-- START --

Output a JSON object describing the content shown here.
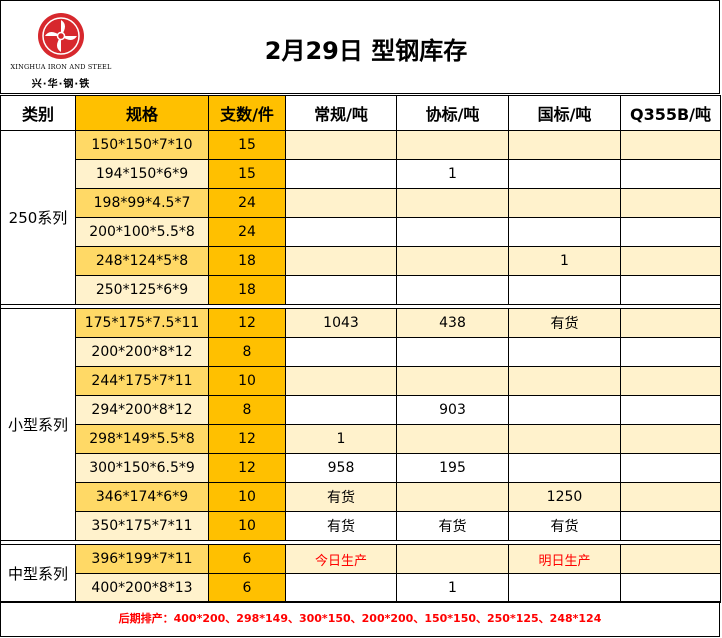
{
  "logo": {
    "name_en": "XINGHUA IRON AND STEEL",
    "name_cn": "兴·华·钢·铁"
  },
  "title": "2月29日 型钢库存",
  "headers": [
    "类别",
    "规格",
    "支数/件",
    "常规/吨",
    "协标/吨",
    "国标/吨",
    "Q355B/吨"
  ],
  "groups": [
    {
      "category": "250系列",
      "rows": [
        {
          "spec": "150*150*7*10",
          "count": "15",
          "regular": "",
          "assoc": "",
          "national": "",
          "q355b": ""
        },
        {
          "spec": "194*150*6*9",
          "count": "15",
          "regular": "",
          "assoc": "1",
          "national": "",
          "q355b": ""
        },
        {
          "spec": "198*99*4.5*7",
          "count": "24",
          "regular": "",
          "assoc": "",
          "national": "",
          "q355b": ""
        },
        {
          "spec": "200*100*5.5*8",
          "count": "24",
          "regular": "",
          "assoc": "",
          "national": "",
          "q355b": ""
        },
        {
          "spec": "248*124*5*8",
          "count": "18",
          "regular": "",
          "assoc": "",
          "national": "1",
          "q355b": ""
        },
        {
          "spec": "250*125*6*9",
          "count": "18",
          "regular": "",
          "assoc": "",
          "national": "",
          "q355b": ""
        }
      ]
    },
    {
      "category": "小型系列",
      "rows": [
        {
          "spec": "175*175*7.5*11",
          "count": "12",
          "regular": "1043",
          "assoc": "438",
          "national": "有货",
          "q355b": ""
        },
        {
          "spec": "200*200*8*12",
          "count": "8",
          "regular": "",
          "assoc": "",
          "national": "",
          "q355b": ""
        },
        {
          "spec": "244*175*7*11",
          "count": "10",
          "regular": "",
          "assoc": "",
          "national": "",
          "q355b": ""
        },
        {
          "spec": "294*200*8*12",
          "count": "8",
          "regular": "",
          "assoc": "903",
          "national": "",
          "q355b": ""
        },
        {
          "spec": "298*149*5.5*8",
          "count": "12",
          "regular": "1",
          "assoc": "",
          "national": "",
          "q355b": ""
        },
        {
          "spec": "300*150*6.5*9",
          "count": "12",
          "regular": "958",
          "assoc": "195",
          "national": "",
          "q355b": ""
        },
        {
          "spec": "346*174*6*9",
          "count": "10",
          "regular": "有货",
          "assoc": "",
          "national": "1250",
          "q355b": ""
        },
        {
          "spec": "350*175*7*11",
          "count": "10",
          "regular": "有货",
          "assoc": "有货",
          "national": "有货",
          "q355b": ""
        }
      ]
    },
    {
      "category": "中型系列",
      "rows": [
        {
          "spec": "396*199*7*11",
          "count": "6",
          "regular": "今日生产",
          "assoc": "",
          "national": "明日生产",
          "q355b": ""
        },
        {
          "spec": "400*200*8*13",
          "count": "6",
          "regular": "",
          "assoc": "1",
          "national": "",
          "q355b": ""
        }
      ]
    }
  ],
  "footer": "后期排产：400*200、298*149、300*150、200*200、150*150、250*125、248*124",
  "colors": {
    "accent": "#ffc000",
    "spec_fill": "#ffd966",
    "row_shade": "#fff2cc",
    "note_red": "#ff0000",
    "logo_red": "#d7282d"
  }
}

-- END --

### JOB
Copy all the lines above that hold the string "category".

### WRITTEN RESPONSE
      "category": "250系列",
      "category": "小型系列",
      "category": "中型系列",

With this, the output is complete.